** Begin Data **
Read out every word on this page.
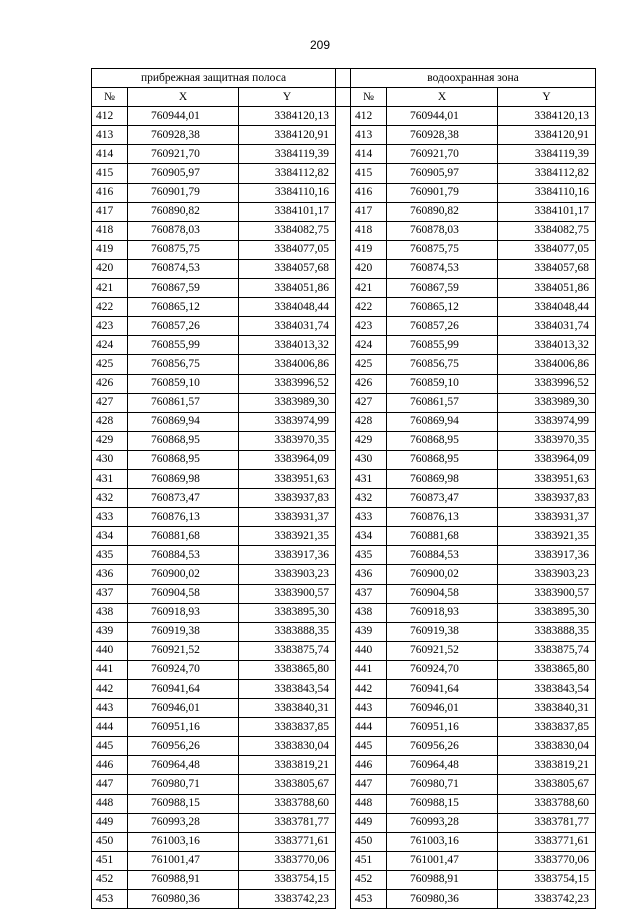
209
прибрежная защитная полоса				водоохранная зона		
№	X	Y		№	X	Y
412	760944,01	3384120,13		412	760944,01	3384120,13
413	760928,38	3384120,91		413	760928,38	3384120,91
414	760921,70	3384119,39		414	760921,70	3384119,39
415	760905,97	3384112,82		415	760905,97	3384112,82
416	760901,79	3384110,16		416	760901,79	3384110,16
417	760890,82	3384101,17		417	760890,82	3384101,17
418	760878,03	3384082,75		418	760878,03	3384082,75
419	760875,75	3384077,05		419	760875,75	3384077,05
420	760874,53	3384057,68		420	760874,53	3384057,68
421	760867,59	3384051,86		421	760867,59	3384051,86
422	760865,12	3384048,44		422	760865,12	3384048,44
423	760857,26	3384031,74		423	760857,26	3384031,74
424	760855,99	3384013,32		424	760855,99	3384013,32
425	760856,75	3384006,86		425	760856,75	3384006,86
426	760859,10	3383996,52		426	760859,10	3383996,52
427	760861,57	3383989,30		427	760861,57	3383989,30
428	760869,94	3383974,99		428	760869,94	3383974,99
429	760868,95	3383970,35		429	760868,95	3383970,35
430	760868,95	3383964,09		430	760868,95	3383964,09
431	760869,98	3383951,63		431	760869,98	3383951,63
432	760873,47	3383937,83		432	760873,47	3383937,83
433	760876,13	3383931,37		433	760876,13	3383931,37
434	760881,68	3383921,35		434	760881,68	3383921,35
435	760884,53	3383917,36		435	760884,53	3383917,36
436	760900,02	3383903,23		436	760900,02	3383903,23
437	760904,58	3383900,57		437	760904,58	3383900,57
438	760918,93	3383895,30		438	760918,93	3383895,30
439	760919,38	3383888,35		439	760919,38	3383888,35
440	760921,52	3383875,74		440	760921,52	3383875,74
441	760924,70	3383865,80		441	760924,70	3383865,80
442	760941,64	3383843,54		442	760941,64	3383843,54
443	760946,01	3383840,31		443	760946,01	3383840,31
444	760951,16	3383837,85		444	760951,16	3383837,85
445	760956,26	3383830,04		445	760956,26	3383830,04
446	760964,48	3383819,21		446	760964,48	3383819,21
447	760980,71	3383805,67		447	760980,71	3383805,67
448	760988,15	3383788,60		448	760988,15	3383788,60
449	760993,28	3383781,77		449	760993,28	3383781,77
450	761003,16	3383771,61		450	761003,16	3383771,61
451	761001,47	3383770,06		451	761001,47	3383770,06
452	760988,91	3383754,15		452	760988,91	3383754,15
453	760980,36	3383742,23		453	760980,36	3383742,23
** End Data **
Problem requirements:
Repeat the lines above exactly, and keep every picture out.

Answer:
Read out every word on this page.
209
прибрежная защитная полоса				водоохранная зона		
№	X	Y		№	X	Y
412	760944,01	3384120,13		412	760944,01	3384120,13
413	760928,38	3384120,91		413	760928,38	3384120,91
414	760921,70	3384119,39		414	760921,70	3384119,39
415	760905,97	3384112,82		415	760905,97	3384112,82
416	760901,79	3384110,16		416	760901,79	3384110,16
417	760890,82	3384101,17		417	760890,82	3384101,17
418	760878,03	3384082,75		418	760878,03	3384082,75
419	760875,75	3384077,05		419	760875,75	3384077,05
420	760874,53	3384057,68		420	760874,53	3384057,68
421	760867,59	3384051,86		421	760867,59	3384051,86
422	760865,12	3384048,44		422	760865,12	3384048,44
423	760857,26	3384031,74		423	760857,26	3384031,74
424	760855,99	3384013,32		424	760855,99	3384013,32
425	760856,75	3384006,86		425	760856,75	3384006,86
426	760859,10	3383996,52		426	760859,10	3383996,52
427	760861,57	3383989,30		427	760861,57	3383989,30
428	760869,94	3383974,99		428	760869,94	3383974,99
429	760868,95	3383970,35		429	760868,95	3383970,35
430	760868,95	3383964,09		430	760868,95	3383964,09
431	760869,98	3383951,63		431	760869,98	3383951,63
432	760873,47	3383937,83		432	760873,47	3383937,83
433	760876,13	3383931,37		433	760876,13	3383931,37
434	760881,68	3383921,35		434	760881,68	3383921,35
435	760884,53	3383917,36		435	760884,53	3383917,36
436	760900,02	3383903,23		436	760900,02	3383903,23
437	760904,58	3383900,57		437	760904,58	3383900,57
438	760918,93	3383895,30		438	760918,93	3383895,30
439	760919,38	3383888,35		439	760919,38	3383888,35
440	760921,52	3383875,74		440	760921,52	3383875,74
441	760924,70	3383865,80		441	760924,70	3383865,80
442	760941,64	3383843,54		442	760941,64	3383843,54
443	760946,01	3383840,31		443	760946,01	3383840,31
444	760951,16	3383837,85		444	760951,16	3383837,85
445	760956,26	3383830,04		445	760956,26	3383830,04
446	760964,48	3383819,21		446	760964,48	3383819,21
447	760980,71	3383805,67		447	760980,71	3383805,67
448	760988,15	3383788,60		448	760988,15	3383788,60
449	760993,28	3383781,77		449	760993,28	3383781,77
450	761003,16	3383771,61		450	761003,16	3383771,61
451	761001,47	3383770,06		451	761001,47	3383770,06
452	760988,91	3383754,15		452	760988,91	3383754,15
453	760980,36	3383742,23		453	760980,36	3383742,23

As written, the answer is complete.